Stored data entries
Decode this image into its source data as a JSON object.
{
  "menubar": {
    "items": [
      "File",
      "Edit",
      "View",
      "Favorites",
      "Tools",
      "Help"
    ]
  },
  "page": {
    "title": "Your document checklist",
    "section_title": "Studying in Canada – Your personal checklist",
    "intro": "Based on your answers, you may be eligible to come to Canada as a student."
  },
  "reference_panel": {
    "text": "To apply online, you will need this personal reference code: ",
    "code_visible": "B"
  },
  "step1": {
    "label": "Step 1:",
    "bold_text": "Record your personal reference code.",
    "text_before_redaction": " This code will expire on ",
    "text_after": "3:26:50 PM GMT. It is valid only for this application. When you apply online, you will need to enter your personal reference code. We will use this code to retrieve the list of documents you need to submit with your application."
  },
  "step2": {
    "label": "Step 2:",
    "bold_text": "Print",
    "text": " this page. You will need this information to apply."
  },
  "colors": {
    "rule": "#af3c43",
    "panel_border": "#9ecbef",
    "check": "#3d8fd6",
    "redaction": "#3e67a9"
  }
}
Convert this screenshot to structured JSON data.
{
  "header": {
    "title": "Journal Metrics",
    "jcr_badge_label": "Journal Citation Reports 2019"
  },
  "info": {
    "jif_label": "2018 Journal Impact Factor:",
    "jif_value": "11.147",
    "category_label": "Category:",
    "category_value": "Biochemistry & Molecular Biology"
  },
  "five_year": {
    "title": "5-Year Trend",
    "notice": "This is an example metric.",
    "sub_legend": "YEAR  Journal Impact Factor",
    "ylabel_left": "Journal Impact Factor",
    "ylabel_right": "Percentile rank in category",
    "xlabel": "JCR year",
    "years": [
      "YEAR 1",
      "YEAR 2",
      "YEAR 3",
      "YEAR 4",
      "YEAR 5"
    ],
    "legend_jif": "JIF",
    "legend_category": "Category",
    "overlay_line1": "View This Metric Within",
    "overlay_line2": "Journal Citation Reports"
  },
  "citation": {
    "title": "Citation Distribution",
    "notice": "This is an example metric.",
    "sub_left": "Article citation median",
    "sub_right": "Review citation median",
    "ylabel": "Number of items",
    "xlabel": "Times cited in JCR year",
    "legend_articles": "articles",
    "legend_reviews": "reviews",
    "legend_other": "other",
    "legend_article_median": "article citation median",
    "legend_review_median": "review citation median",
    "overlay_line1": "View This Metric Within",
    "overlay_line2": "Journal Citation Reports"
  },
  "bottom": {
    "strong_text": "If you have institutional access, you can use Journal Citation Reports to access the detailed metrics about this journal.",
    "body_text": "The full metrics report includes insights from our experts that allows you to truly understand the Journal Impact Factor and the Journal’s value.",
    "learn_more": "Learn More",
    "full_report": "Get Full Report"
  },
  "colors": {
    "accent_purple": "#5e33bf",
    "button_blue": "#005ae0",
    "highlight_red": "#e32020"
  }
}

Your instructions:
Exact repetition is required for the lines from the one that contains "Convert this screenshot" through the final line; leave out everything else.

Exercise result:
Convert this screenshot to structured JSON data.
{
  "header": {
    "title": "Journal Metrics",
    "jcr_badge_label": "Journal Citation Reports 2019"
  },
  "info": {
    "jif_label": "2018 Journal Impact Factor:",
    "jif_value": "11.147",
    "category_label": "Category:",
    "category_value": "Biochemistry & Molecular Biology"
  },
  "five_year": {
    "title": "5-Year Trend",
    "notice": "This is an example metric.",
    "sub_legend": "YEAR  Journal Impact Factor",
    "ylabel_left": "Journal Impact Factor",
    "ylabel_right": "Percentile rank in category",
    "xlabel": "JCR year",
    "years": [
      "YEAR 1",
      "YEAR 2",
      "YEAR 3",
      "YEAR 4",
      "YEAR 5"
    ],
    "legend_jif": "JIF",
    "legend_category": "Category",
    "overlay_line1": "View This Metric Within",
    "overlay_line2": "Journal Citation Reports"
  },
  "citation": {
    "title": "Citation Distribution",
    "notice": "This is an example metric.",
    "sub_left": "Article citation median",
    "sub_right": "Review citation median",
    "ylabel": "Number of items",
    "xlabel": "Times cited in JCR year",
    "legend_articles": "articles",
    "legend_reviews": "reviews",
    "legend_other": "other",
    "legend_article_median": "article citation median",
    "legend_review_median": "review citation median",
    "overlay_line1": "View This Metric Within",
    "overlay_line2": "Journal Citation Reports"
  },
  "bottom": {
    "strong_text": "If you have institutional access, you can use Journal Citation Reports to access the detailed metrics about this journal.",
    "body_text": "The full metrics report includes insights from our experts that allows you to truly understand the Journal Impact Factor and the Journal’s value.",
    "learn_more": "Learn More",
    "full_report": "Get Full Report"
  },
  "colors": {
    "accent_purple": "#5e33bf",
    "button_blue": "#005ae0",
    "highlight_red": "#e32020"
  }
}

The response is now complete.